Excerpt from a dataset:
##############################

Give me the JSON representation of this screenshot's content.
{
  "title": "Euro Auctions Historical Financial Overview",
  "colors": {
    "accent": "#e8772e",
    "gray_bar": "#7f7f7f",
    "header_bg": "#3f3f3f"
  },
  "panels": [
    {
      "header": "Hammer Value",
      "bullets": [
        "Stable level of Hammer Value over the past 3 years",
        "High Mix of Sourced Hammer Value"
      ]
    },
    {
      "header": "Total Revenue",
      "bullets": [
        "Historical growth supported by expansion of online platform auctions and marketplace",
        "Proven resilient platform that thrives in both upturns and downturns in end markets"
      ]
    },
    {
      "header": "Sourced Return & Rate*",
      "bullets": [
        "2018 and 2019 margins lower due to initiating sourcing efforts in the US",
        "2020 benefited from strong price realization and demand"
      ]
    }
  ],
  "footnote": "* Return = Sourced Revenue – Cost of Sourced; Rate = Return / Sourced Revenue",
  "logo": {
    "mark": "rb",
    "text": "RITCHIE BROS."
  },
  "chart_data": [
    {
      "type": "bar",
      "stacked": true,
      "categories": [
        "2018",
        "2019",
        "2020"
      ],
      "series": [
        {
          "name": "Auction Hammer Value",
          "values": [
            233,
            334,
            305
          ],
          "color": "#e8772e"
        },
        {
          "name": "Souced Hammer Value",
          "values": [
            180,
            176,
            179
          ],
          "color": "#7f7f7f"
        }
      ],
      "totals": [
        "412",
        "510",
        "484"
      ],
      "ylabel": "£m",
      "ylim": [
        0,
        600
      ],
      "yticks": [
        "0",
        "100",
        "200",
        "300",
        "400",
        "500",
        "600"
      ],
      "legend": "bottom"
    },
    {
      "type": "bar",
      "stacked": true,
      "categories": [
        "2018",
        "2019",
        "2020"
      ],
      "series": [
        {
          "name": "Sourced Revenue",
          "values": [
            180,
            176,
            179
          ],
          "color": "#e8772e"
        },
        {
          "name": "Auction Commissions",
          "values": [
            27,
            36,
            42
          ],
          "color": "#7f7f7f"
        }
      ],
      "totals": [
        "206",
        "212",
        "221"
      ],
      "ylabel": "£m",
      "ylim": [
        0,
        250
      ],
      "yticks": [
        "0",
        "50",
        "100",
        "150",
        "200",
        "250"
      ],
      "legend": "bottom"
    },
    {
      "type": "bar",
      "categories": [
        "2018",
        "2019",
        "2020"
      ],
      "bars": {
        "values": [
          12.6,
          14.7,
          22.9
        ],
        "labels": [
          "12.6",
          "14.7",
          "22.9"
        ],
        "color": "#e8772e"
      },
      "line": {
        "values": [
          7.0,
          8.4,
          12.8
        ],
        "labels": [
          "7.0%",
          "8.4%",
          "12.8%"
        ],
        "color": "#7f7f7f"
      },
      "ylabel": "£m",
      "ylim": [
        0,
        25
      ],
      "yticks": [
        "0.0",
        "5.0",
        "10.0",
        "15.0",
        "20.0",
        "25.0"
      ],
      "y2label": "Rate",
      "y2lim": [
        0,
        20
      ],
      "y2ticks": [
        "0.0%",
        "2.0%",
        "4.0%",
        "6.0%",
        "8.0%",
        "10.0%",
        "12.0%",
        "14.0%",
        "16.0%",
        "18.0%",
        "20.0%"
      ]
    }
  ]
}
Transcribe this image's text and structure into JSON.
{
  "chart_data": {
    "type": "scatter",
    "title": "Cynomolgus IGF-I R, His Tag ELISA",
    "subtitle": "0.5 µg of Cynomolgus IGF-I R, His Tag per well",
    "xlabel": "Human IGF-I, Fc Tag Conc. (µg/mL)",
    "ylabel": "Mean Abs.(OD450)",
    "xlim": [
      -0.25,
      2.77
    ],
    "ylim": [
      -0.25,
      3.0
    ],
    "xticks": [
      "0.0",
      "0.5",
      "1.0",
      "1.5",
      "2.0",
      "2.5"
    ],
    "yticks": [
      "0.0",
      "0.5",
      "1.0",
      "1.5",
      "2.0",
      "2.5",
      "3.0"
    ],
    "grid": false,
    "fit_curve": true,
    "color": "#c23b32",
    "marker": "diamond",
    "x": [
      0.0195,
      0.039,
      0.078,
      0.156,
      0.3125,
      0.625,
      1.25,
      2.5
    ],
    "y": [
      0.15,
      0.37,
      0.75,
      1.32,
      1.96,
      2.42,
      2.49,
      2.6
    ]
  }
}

##############################

- **Aim**: Send back all of the entries exactly, with nothing missing.

- **Final result**:
Give me the JSON representation of this screenshot's content.
{
  "title": "Euro Auctions Historical Financial Overview",
  "colors": {
    "accent": "#e8772e",
    "gray_bar": "#7f7f7f",
    "header_bg": "#3f3f3f"
  },
  "panels": [
    {
      "header": "Hammer Value",
      "bullets": [
        "Stable level of Hammer Value over the past 3 years",
        "High Mix of Sourced Hammer Value"
      ]
    },
    {
      "header": "Total Revenue",
      "bullets": [
        "Historical growth supported by expansion of online platform auctions and marketplace",
        "Proven resilient platform that thrives in both upturns and downturns in end markets"
      ]
    },
    {
      "header": "Sourced Return & Rate*",
      "bullets": [
        "2018 and 2019 margins lower due to initiating sourcing efforts in the US",
        "2020 benefited from strong price realization and demand"
      ]
    }
  ],
  "footnote": "* Return = Sourced Revenue – Cost of Sourced; Rate = Return / Sourced Revenue",
  "logo": {
    "mark": "rb",
    "text": "RITCHIE BROS."
  },
  "chart_data": [
    {
      "type": "bar",
      "stacked": true,
      "categories": [
        "2018",
        "2019",
        "2020"
      ],
      "series": [
        {
          "name": "Auction Hammer Value",
          "values": [
            233,
            334,
            305
          ],
          "color": "#e8772e"
        },
        {
          "name": "Souced Hammer Value",
          "values": [
            180,
            176,
            179
          ],
          "color": "#7f7f7f"
        }
      ],
      "totals": [
        "412",
        "510",
        "484"
      ],
      "ylabel": "£m",
      "ylim": [
        0,
        600
      ],
      "yticks": [
        "0",
        "100",
        "200",
        "300",
        "400",
        "500",
        "600"
      ],
      "legend": "bottom"
    },
    {
      "type": "bar",
      "stacked": true,
      "categories": [
        "2018",
        "2019",
        "2020"
      ],
      "series": [
        {
          "name": "Sourced Revenue",
          "values": [
            180,
            176,
            179
          ],
          "color": "#e8772e"
        },
        {
          "name": "Auction Commissions",
          "values": [
            27,
            36,
            42
          ],
          "color": "#7f7f7f"
        }
      ],
      "totals": [
        "206",
        "212",
        "221"
      ],
      "ylabel": "£m",
      "ylim": [
        0,
        250
      ],
      "yticks": [
        "0",
        "50",
        "100",
        "150",
        "200",
        "250"
      ],
      "legend": "bottom"
    },
    {
      "type": "bar",
      "categories": [
        "2018",
        "2019",
        "2020"
      ],
      "bars": {
        "values": [
          12.6,
          14.7,
          22.9
        ],
        "labels": [
          "12.6",
          "14.7",
          "22.9"
        ],
        "color": "#e8772e"
      },
      "line": {
        "values": [
          7.0,
          8.4,
          12.8
        ],
        "labels": [
          "7.0%",
          "8.4%",
          "12.8%"
        ],
        "color": "#7f7f7f"
      },
      "ylabel": "£m",
      "ylim": [
        0,
        25
      ],
      "yticks": [
        "0.0",
        "5.0",
        "10.0",
        "15.0",
        "20.0",
        "25.0"
      ],
      "y2label": "Rate",
      "y2lim": [
        0,
        20
      ],
      "y2ticks": [
        "0.0%",
        "2.0%",
        "4.0%",
        "6.0%",
        "8.0%",
        "10.0%",
        "12.0%",
        "14.0%",
        "16.0%",
        "18.0%",
        "20.0%"
      ]
    }
  ]
}
Transcribe this image's text and structure into JSON.
{
  "chart_data": {
    "type": "scatter",
    "title": "Cynomolgus IGF-I R, His Tag ELISA",
    "subtitle": "0.5 µg of Cynomolgus IGF-I R, His Tag per well",
    "xlabel": "Human IGF-I, Fc Tag Conc. (µg/mL)",
    "ylabel": "Mean Abs.(OD450)",
    "xlim": [
      -0.25,
      2.77
    ],
    "ylim": [
      -0.25,
      3.0
    ],
    "xticks": [
      "0.0",
      "0.5",
      "1.0",
      "1.5",
      "2.0",
      "2.5"
    ],
    "yticks": [
      "0.0",
      "0.5",
      "1.0",
      "1.5",
      "2.0",
      "2.5",
      "3.0"
    ],
    "grid": false,
    "fit_curve": true,
    "color": "#c23b32",
    "marker": "diamond",
    "x": [
      0.0195,
      0.039,
      0.078,
      0.156,
      0.3125,
      0.625,
      1.25,
      2.5
    ],
    "y": [
      0.15,
      0.37,
      0.75,
      1.32,
      1.96,
      2.42,
      2.49,
      2.6
    ]
  }
}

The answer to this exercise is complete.